Figure record extracts
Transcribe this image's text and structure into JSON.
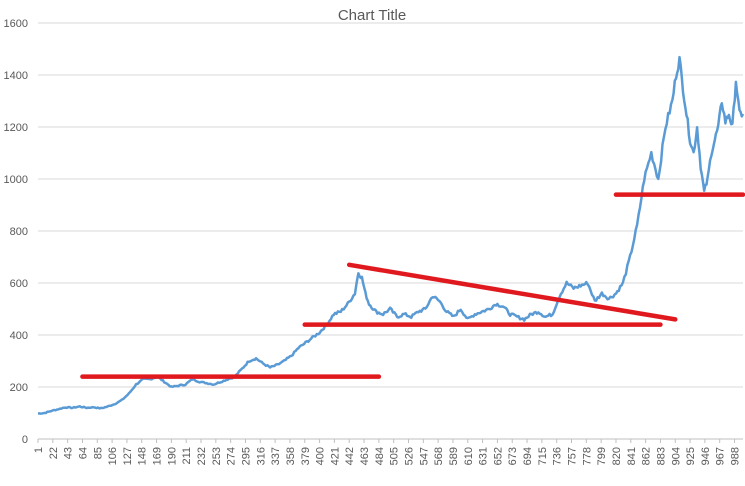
{
  "chart_data": {
    "type": "line",
    "title": "Chart Title",
    "xlabel": "",
    "ylabel": "",
    "ylim": [
      0,
      1600
    ],
    "xlim": [
      1,
      1000
    ],
    "y_ticks": [
      0,
      200,
      400,
      600,
      800,
      1000,
      1200,
      1400,
      1600
    ],
    "x_tick_labels": [
      "1",
      "22",
      "43",
      "64",
      "85",
      "106",
      "127",
      "148",
      "169",
      "190",
      "211",
      "232",
      "253",
      "274",
      "295",
      "316",
      "337",
      "358",
      "379",
      "400",
      "421",
      "442",
      "463",
      "484",
      "505",
      "526",
      "547",
      "568",
      "589",
      "610",
      "631",
      "652",
      "673",
      "694",
      "715",
      "736",
      "757",
      "778",
      "799",
      "820",
      "841",
      "862",
      "883",
      "904",
      "925",
      "946",
      "967",
      "988"
    ],
    "grid": "horizontal",
    "legend": "none",
    "series": [
      {
        "color": "#5B9BD5",
        "x": [
          1,
          10,
          20,
          30,
          40,
          50,
          60,
          70,
          80,
          90,
          100,
          110,
          120,
          130,
          140,
          150,
          160,
          170,
          180,
          190,
          200,
          210,
          220,
          230,
          240,
          250,
          260,
          270,
          280,
          290,
          300,
          310,
          320,
          330,
          340,
          350,
          360,
          370,
          380,
          390,
          400,
          410,
          420,
          430,
          440,
          450,
          455,
          460,
          465,
          470,
          480,
          490,
          500,
          510,
          520,
          530,
          540,
          550,
          560,
          570,
          580,
          590,
          600,
          610,
          620,
          630,
          640,
          650,
          660,
          670,
          680,
          690,
          700,
          710,
          720,
          730,
          740,
          750,
          760,
          770,
          780,
          790,
          800,
          810,
          820,
          830,
          840,
          850,
          860,
          870,
          880,
          890,
          900,
          905,
          910,
          915,
          920,
          925,
          930,
          935,
          940,
          945,
          950,
          955,
          960,
          965,
          970,
          975,
          980,
          985,
          990,
          995,
          1000
        ],
        "y": [
          98,
          100,
          108,
          115,
          122,
          120,
          125,
          120,
          122,
          118,
          125,
          135,
          150,
          175,
          210,
          230,
          230,
          240,
          220,
          200,
          205,
          210,
          230,
          220,
          215,
          210,
          220,
          230,
          240,
          270,
          300,
          310,
          290,
          275,
          285,
          300,
          320,
          350,
          370,
          390,
          410,
          440,
          480,
          490,
          520,
          560,
          640,
          620,
          560,
          520,
          490,
          480,
          500,
          470,
          480,
          470,
          490,
          500,
          550,
          530,
          490,
          470,
          500,
          460,
          480,
          490,
          500,
          520,
          510,
          480,
          470,
          460,
          480,
          490,
          470,
          480,
          550,
          600,
          580,
          590,
          600,
          530,
          560,
          540,
          560,
          600,
          700,
          820,
          1000,
          1100,
          1000,
          1200,
          1300,
          1400,
          1460,
          1350,
          1250,
          1150,
          1100,
          1200,
          1050,
          950,
          1000,
          1100,
          1150,
          1200,
          1300,
          1220,
          1250,
          1200,
          1380,
          1250,
          1250
        ]
      }
    ],
    "annotations": [
      {
        "type": "line",
        "color": "#E0191F",
        "x1": 64,
        "y1": 240,
        "x2": 484,
        "y2": 240
      },
      {
        "type": "line",
        "color": "#E0191F",
        "x1": 379,
        "y1": 440,
        "x2": 883,
        "y2": 440
      },
      {
        "type": "line",
        "color": "#E0191F",
        "x1": 442,
        "y1": 670,
        "x2": 904,
        "y2": 460
      },
      {
        "type": "line",
        "color": "#E0191F",
        "x1": 820,
        "y1": 940,
        "x2": 1000,
        "y2": 940
      }
    ]
  }
}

Job
Ignore the images and quote every line of the listing exactly.

Solution below
Transcribe this image's text and structure into JSON.
{
  "chart_data": {
    "type": "line",
    "title": "Chart Title",
    "xlabel": "",
    "ylabel": "",
    "ylim": [
      0,
      1600
    ],
    "xlim": [
      1,
      1000
    ],
    "y_ticks": [
      0,
      200,
      400,
      600,
      800,
      1000,
      1200,
      1400,
      1600
    ],
    "x_tick_labels": [
      "1",
      "22",
      "43",
      "64",
      "85",
      "106",
      "127",
      "148",
      "169",
      "190",
      "211",
      "232",
      "253",
      "274",
      "295",
      "316",
      "337",
      "358",
      "379",
      "400",
      "421",
      "442",
      "463",
      "484",
      "505",
      "526",
      "547",
      "568",
      "589",
      "610",
      "631",
      "652",
      "673",
      "694",
      "715",
      "736",
      "757",
      "778",
      "799",
      "820",
      "841",
      "862",
      "883",
      "904",
      "925",
      "946",
      "967",
      "988"
    ],
    "grid": "horizontal",
    "legend": "none",
    "series": [
      {
        "color": "#5B9BD5",
        "x": [
          1,
          10,
          20,
          30,
          40,
          50,
          60,
          70,
          80,
          90,
          100,
          110,
          120,
          130,
          140,
          150,
          160,
          170,
          180,
          190,
          200,
          210,
          220,
          230,
          240,
          250,
          260,
          270,
          280,
          290,
          300,
          310,
          320,
          330,
          340,
          350,
          360,
          370,
          380,
          390,
          400,
          410,
          420,
          430,
          440,
          450,
          455,
          460,
          465,
          470,
          480,
          490,
          500,
          510,
          520,
          530,
          540,
          550,
          560,
          570,
          580,
          590,
          600,
          610,
          620,
          630,
          640,
          650,
          660,
          670,
          680,
          690,
          700,
          710,
          720,
          730,
          740,
          750,
          760,
          770,
          780,
          790,
          800,
          810,
          820,
          830,
          840,
          850,
          860,
          870,
          880,
          890,
          900,
          905,
          910,
          915,
          920,
          925,
          930,
          935,
          940,
          945,
          950,
          955,
          960,
          965,
          970,
          975,
          980,
          985,
          990,
          995,
          1000
        ],
        "y": [
          98,
          100,
          108,
          115,
          122,
          120,
          125,
          120,
          122,
          118,
          125,
          135,
          150,
          175,
          210,
          230,
          230,
          240,
          220,
          200,
          205,
          210,
          230,
          220,
          215,
          210,
          220,
          230,
          240,
          270,
          300,
          310,
          290,
          275,
          285,
          300,
          320,
          350,
          370,
          390,
          410,
          440,
          480,
          490,
          520,
          560,
          640,
          620,
          560,
          520,
          490,
          480,
          500,
          470,
          480,
          470,
          490,
          500,
          550,
          530,
          490,
          470,
          500,
          460,
          480,
          490,
          500,
          520,
          510,
          480,
          470,
          460,
          480,
          490,
          470,
          480,
          550,
          600,
          580,
          590,
          600,
          530,
          560,
          540,
          560,
          600,
          700,
          820,
          1000,
          1100,
          1000,
          1200,
          1300,
          1400,
          1460,
          1350,
          1250,
          1150,
          1100,
          1200,
          1050,
          950,
          1000,
          1100,
          1150,
          1200,
          1300,
          1220,
          1250,
          1200,
          1380,
          1250,
          1250
        ]
      }
    ],
    "annotations": [
      {
        "type": "line",
        "color": "#E0191F",
        "x1": 64,
        "y1": 240,
        "x2": 484,
        "y2": 240
      },
      {
        "type": "line",
        "color": "#E0191F",
        "x1": 379,
        "y1": 440,
        "x2": 883,
        "y2": 440
      },
      {
        "type": "line",
        "color": "#E0191F",
        "x1": 442,
        "y1": 670,
        "x2": 904,
        "y2": 460
      },
      {
        "type": "line",
        "color": "#E0191F",
        "x1": 820,
        "y1": 940,
        "x2": 1000,
        "y2": 940
      }
    ]
  }
}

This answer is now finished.